TASK REQUIREMENTS: Exactly as written, print each record in the listing.

§ §

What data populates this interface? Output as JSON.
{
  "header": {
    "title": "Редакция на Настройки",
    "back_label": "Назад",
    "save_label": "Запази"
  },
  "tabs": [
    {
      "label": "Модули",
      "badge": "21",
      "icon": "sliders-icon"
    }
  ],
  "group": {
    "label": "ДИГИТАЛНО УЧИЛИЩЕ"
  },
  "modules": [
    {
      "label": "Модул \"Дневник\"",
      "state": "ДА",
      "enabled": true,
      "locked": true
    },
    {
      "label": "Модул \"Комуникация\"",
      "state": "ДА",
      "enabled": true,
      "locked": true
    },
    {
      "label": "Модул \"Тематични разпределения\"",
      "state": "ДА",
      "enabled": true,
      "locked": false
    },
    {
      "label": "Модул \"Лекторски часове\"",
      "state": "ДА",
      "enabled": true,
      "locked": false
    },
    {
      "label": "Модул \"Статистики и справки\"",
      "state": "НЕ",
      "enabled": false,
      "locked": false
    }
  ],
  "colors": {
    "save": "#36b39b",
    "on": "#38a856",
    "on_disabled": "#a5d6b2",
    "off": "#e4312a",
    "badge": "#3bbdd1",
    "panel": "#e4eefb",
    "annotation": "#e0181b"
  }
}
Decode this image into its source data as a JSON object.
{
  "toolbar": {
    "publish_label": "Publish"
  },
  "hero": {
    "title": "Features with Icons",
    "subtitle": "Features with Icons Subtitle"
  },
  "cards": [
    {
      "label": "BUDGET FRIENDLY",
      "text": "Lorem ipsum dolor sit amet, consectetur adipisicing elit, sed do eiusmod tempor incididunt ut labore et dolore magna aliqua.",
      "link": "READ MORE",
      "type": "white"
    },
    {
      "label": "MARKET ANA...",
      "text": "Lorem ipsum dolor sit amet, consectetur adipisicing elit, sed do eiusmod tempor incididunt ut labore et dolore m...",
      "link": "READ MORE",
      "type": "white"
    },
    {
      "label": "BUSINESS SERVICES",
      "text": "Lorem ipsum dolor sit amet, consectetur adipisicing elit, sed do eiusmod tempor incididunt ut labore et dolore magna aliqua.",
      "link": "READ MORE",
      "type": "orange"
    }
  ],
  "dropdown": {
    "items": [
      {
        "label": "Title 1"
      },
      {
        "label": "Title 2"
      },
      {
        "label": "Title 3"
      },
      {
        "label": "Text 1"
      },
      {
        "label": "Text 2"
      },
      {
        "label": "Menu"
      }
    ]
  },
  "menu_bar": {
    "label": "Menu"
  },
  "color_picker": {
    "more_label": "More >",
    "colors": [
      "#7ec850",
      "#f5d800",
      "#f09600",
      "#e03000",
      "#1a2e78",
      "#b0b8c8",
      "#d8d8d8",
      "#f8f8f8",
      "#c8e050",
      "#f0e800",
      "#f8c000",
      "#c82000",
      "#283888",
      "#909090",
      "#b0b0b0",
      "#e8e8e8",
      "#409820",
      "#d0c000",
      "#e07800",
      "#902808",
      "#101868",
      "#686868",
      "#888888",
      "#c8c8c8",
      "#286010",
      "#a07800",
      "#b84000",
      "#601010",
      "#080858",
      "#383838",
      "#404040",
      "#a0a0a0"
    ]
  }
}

§ §

CORRECT RESPONSE:
What data populates this interface? Output as JSON.
{
  "header": {
    "title": "Редакция на Настройки",
    "back_label": "Назад",
    "save_label": "Запази"
  },
  "tabs": [
    {
      "label": "Модули",
      "badge": "21",
      "icon": "sliders-icon"
    }
  ],
  "group": {
    "label": "ДИГИТАЛНО УЧИЛИЩЕ"
  },
  "modules": [
    {
      "label": "Модул \"Дневник\"",
      "state": "ДА",
      "enabled": true,
      "locked": true
    },
    {
      "label": "Модул \"Комуникация\"",
      "state": "ДА",
      "enabled": true,
      "locked": true
    },
    {
      "label": "Модул \"Тематични разпределения\"",
      "state": "ДА",
      "enabled": true,
      "locked": false
    },
    {
      "label": "Модул \"Лекторски часове\"",
      "state": "ДА",
      "enabled": true,
      "locked": false
    },
    {
      "label": "Модул \"Статистики и справки\"",
      "state": "НЕ",
      "enabled": false,
      "locked": false
    }
  ],
  "colors": {
    "save": "#36b39b",
    "on": "#38a856",
    "on_disabled": "#a5d6b2",
    "off": "#e4312a",
    "badge": "#3bbdd1",
    "panel": "#e4eefb",
    "annotation": "#e0181b"
  }
}
Decode this image into its source data as a JSON object.
{
  "toolbar": {
    "publish_label": "Publish"
  },
  "hero": {
    "title": "Features with Icons",
    "subtitle": "Features with Icons Subtitle"
  },
  "cards": [
    {
      "label": "BUDGET FRIENDLY",
      "text": "Lorem ipsum dolor sit amet, consectetur adipisicing elit, sed do eiusmod tempor incididunt ut labore et dolore magna aliqua.",
      "link": "READ MORE",
      "type": "white"
    },
    {
      "label": "MARKET ANA...",
      "text": "Lorem ipsum dolor sit amet, consectetur adipisicing elit, sed do eiusmod tempor incididunt ut labore et dolore m...",
      "link": "READ MORE",
      "type": "white"
    },
    {
      "label": "BUSINESS SERVICES",
      "text": "Lorem ipsum dolor sit amet, consectetur adipisicing elit, sed do eiusmod tempor incididunt ut labore et dolore magna aliqua.",
      "link": "READ MORE",
      "type": "orange"
    }
  ],
  "dropdown": {
    "items": [
      {
        "label": "Title 1"
      },
      {
        "label": "Title 2"
      },
      {
        "label": "Title 3"
      },
      {
        "label": "Text 1"
      },
      {
        "label": "Text 2"
      },
      {
        "label": "Menu"
      }
    ]
  },
  "menu_bar": {
    "label": "Menu"
  },
  "color_picker": {
    "more_label": "More >",
    "colors": [
      "#7ec850",
      "#f5d800",
      "#f09600",
      "#e03000",
      "#1a2e78",
      "#b0b8c8",
      "#d8d8d8",
      "#f8f8f8",
      "#c8e050",
      "#f0e800",
      "#f8c000",
      "#c82000",
      "#283888",
      "#909090",
      "#b0b0b0",
      "#e8e8e8",
      "#409820",
      "#d0c000",
      "#e07800",
      "#902808",
      "#101868",
      "#686868",
      "#888888",
      "#c8c8c8",
      "#286010",
      "#a07800",
      "#b84000",
      "#601010",
      "#080858",
      "#383838",
      "#404040",
      "#a0a0a0"
    ]
  }
}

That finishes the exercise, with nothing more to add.